**TO DO**
[1] In the Spark deduplication thread, roughly how many delta files does the reply say should appear in the checkpoint's "state" folder?
[2] Write the next part of the Spark deduplication thread, picking up after its final sentence.

**EXTRACT PROVIDED**
◇ ◇ ◇ ◇ ◇ ◇ ◇

You are viewing a plain text version of this content. The canonical link for it is here.

Posted to user@spark.apache.org by Gerard Maas <ge...@gmail.com> on 2019/03/25 19:17:27 UTC

Understanding State Store storage behavior for the Stream Deduplication function

Sparkers,

I'm trying to understand the clean-up behavior of the state store for the
case of stream deduplication.

I'm running a simple test with an unbounded stream and running
deduplication on it with and without watermark.
While my expectation is that the version with watermark should show a
bounded disk usage after the watermark time is reached, it turns out that
its disk demand keeps increasing. Even worse, the disk usage is larger than
the unbounded version.

This test ran for 8hrs, taking a sample of disk usage at OS level (du) for
the /state folder created by the query execution.

[image: image.png]
The code for the test: (executed in spark-shell, in local mode)

// with watermark
spark.conf.set("spark.sql.streaming.checkpointLocation", "/tmp/spark")
spark.conf.set("spark.sql.shuffle.partitions", "10")
val stream = spark.readStream.format("rate").load()
val dedup = stream.withWatermark("timestamp", "5
minutes").dropDuplicates("value", "timestamp")
val query = dedup.writeStream.format("json").option("path",
"/tmp/spark/results").start

// without watermark
spark.conf.set("spark.sql.streaming.checkpointLocation", "/tmp/spark")
spark.conf.set("spark.sql.shuffle.partitions", "10")
val stream = spark.readStream.format("rate").load()
val dedup = stream.dropDuplicates("value", "timestamp")
val query = dedup.writeStream.format("json").option("path",
"/tmp/spark/results").start

What could be going on here?

Thanks,  Gerard.

Re: Understanding State Store storage behavior for the Stream Deduplication function

Posted by Arun Mahadevan <ar...@apache.org>.

Check the number of rows in your state (from query.lastProgress) and see if
thats stabilizing after some time. Also look inside the "state" folder of
the checkpoint directory to see if the old delta files are getting cleaned
up (you should see roughly around 100 delta files). If both are happening
the state disk usage should not increase. If not it might be a bug.

◇ ◇ ◇ ◇ ◇ ◇ ◇

**DATASET EXTRACT**
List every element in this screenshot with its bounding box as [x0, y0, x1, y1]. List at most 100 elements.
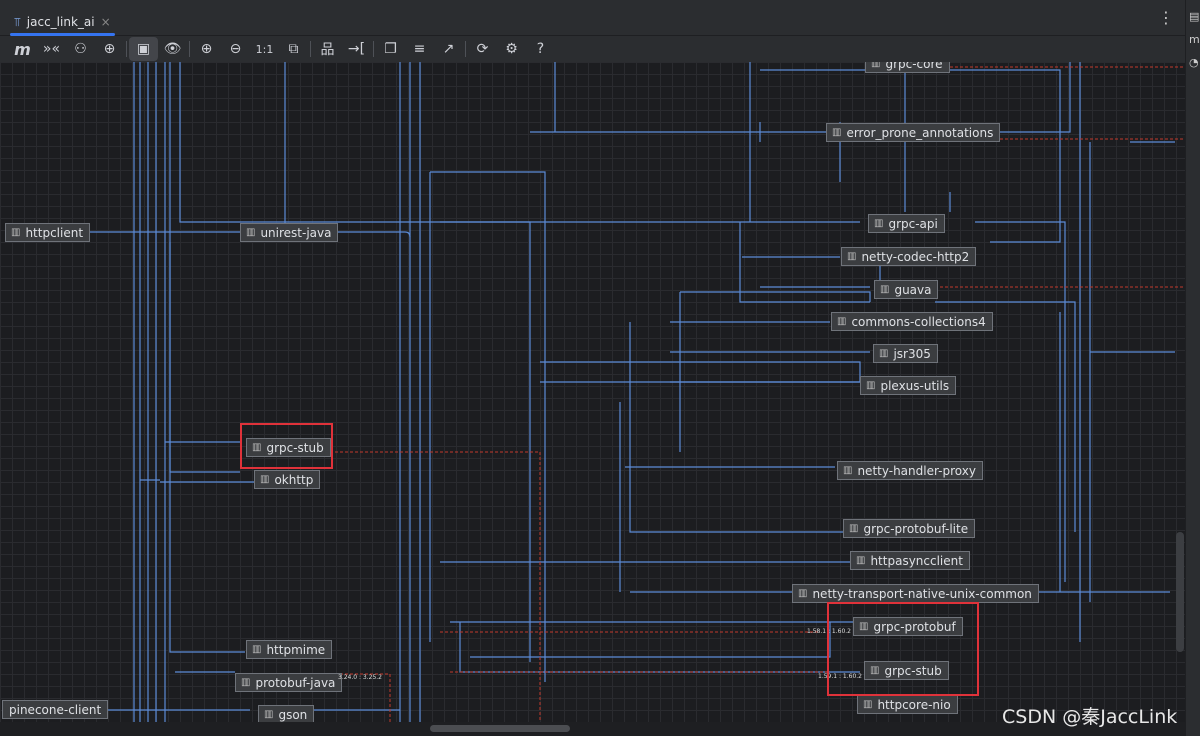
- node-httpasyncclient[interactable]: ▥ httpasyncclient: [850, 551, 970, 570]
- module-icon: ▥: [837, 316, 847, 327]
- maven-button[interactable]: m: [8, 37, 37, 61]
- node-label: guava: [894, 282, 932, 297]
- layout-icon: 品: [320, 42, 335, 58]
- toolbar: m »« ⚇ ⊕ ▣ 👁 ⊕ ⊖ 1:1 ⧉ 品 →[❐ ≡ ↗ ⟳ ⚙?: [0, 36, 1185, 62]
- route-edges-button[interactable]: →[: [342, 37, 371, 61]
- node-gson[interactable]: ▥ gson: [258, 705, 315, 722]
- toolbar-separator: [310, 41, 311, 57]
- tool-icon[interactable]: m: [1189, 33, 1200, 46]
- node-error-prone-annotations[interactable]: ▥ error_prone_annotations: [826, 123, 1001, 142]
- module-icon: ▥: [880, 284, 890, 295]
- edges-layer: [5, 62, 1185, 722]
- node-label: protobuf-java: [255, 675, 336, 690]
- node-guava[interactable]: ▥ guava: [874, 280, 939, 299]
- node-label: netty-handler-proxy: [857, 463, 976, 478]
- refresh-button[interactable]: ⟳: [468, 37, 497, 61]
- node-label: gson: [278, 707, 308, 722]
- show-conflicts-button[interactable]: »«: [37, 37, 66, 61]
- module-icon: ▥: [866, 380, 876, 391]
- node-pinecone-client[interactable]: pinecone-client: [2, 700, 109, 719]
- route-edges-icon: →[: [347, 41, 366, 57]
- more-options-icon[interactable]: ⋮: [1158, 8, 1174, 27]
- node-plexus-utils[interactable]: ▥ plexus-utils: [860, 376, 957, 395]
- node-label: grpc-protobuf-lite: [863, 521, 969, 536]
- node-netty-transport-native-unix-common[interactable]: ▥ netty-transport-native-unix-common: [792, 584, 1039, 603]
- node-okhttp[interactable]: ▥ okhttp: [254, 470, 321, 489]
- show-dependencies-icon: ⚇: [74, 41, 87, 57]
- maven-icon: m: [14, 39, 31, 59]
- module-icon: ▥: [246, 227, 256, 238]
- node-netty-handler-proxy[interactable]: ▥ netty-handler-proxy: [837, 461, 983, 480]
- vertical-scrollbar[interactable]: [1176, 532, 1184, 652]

◇ ◇ ◇ ◇ ◇ ◇ ◇

**SOLVED PROBLEMS**
[1] Roughly around 100 delta files.

[2]
Thanks,
Arun



On Mon, 1 Apr 2019 at 09:48, Gerard Maas <ge...@gmail.com> wrote:

> Hi Ryan,
>
> I ran the test overnight for roughly 8hrs. Using the rate source with
> default values and the 'best effort' trigger, you get a batch/second, so it
> ran for ~28k batches.
> As you can see in the charts, the disk storage keeps on increasing.
>
> I had to drop this issue last week as I had some priority tasks to take
> care of. I'm going to run these tests again on a cluster to reproduce on a
> different system and compare results.
>
> regards, Gerard.
>
>
>
> On Mon, Apr 1, 2019 at 6:20 PM Shixiong(Ryan) Zhu <sh...@databricks.com>
> wrote:
>
>> How many batches you ran for your test? Spark keeps 100 latest batches by
>> default. I would expect that the disk usage of distributed file system will
>> be stable after 100 batches as long as the state store size is stable.
>>
>> On Mon, Mar 25, 2019 at 5:00 PM Gerard Maas <ge...@gmail.com>
>> wrote:
>>
>>> Thanks Arun,
>>>
>>> Exploring query progress makes sense to understand the internal
>>> behavior. I'm more interested in resource usage.
>>> We recently faced recurring issues with jobs running out of storage. It
>>> turned out that is was due to the large amount of small files that the
>>> state store produces combined with a slightly increased block size [1].
>>> It was using several Gb of disk space of a PVC mounted on GlusterFS to
>>> keep the state of two counts (good/bad samples)
>>>
>>> In the new world of Kubernetes, where resources are explicitly requested
>>> + assigned, stable storage becomes very important.
>>> (I'm wondering how the state store performs on HDFS and its huge block
>>> sizes)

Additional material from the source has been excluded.